**GIVEN PROBLEM:**
The answer is one number: how many lines hold the string "LARGE".

**RECORDS TO USE:**
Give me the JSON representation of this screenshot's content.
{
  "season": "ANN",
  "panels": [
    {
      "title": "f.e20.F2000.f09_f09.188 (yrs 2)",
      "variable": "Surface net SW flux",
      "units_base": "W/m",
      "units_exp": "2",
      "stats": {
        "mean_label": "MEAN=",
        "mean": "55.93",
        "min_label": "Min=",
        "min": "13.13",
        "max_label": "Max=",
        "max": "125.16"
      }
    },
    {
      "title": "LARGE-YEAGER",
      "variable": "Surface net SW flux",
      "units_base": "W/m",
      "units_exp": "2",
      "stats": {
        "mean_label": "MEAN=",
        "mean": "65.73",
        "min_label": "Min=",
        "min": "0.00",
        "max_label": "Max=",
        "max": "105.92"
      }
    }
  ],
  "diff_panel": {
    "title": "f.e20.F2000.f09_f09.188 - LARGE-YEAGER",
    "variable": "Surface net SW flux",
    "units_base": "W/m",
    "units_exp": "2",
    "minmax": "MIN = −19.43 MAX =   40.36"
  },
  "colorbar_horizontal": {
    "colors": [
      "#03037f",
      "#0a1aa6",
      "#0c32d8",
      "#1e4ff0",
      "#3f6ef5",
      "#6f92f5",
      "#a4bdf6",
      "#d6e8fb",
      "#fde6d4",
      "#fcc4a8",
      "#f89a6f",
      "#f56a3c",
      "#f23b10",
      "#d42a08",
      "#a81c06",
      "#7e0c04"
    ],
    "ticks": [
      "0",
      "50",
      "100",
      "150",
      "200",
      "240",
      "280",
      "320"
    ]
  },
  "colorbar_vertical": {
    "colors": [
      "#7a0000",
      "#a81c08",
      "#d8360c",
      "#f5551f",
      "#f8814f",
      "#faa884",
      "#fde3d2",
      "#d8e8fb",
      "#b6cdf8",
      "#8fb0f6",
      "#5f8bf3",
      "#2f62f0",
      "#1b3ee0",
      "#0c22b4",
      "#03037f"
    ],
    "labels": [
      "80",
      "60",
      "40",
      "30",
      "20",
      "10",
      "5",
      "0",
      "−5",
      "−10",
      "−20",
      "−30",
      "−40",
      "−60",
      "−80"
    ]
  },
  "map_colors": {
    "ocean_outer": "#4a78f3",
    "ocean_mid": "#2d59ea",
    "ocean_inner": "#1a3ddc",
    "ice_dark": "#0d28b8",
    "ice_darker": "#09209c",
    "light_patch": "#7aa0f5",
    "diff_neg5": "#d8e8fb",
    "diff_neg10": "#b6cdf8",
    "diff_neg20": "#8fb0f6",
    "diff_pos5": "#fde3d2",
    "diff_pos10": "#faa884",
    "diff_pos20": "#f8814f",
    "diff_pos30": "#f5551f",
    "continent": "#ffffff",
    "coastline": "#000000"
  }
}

**SOLUTION FOR THIS PROBLEM:**
2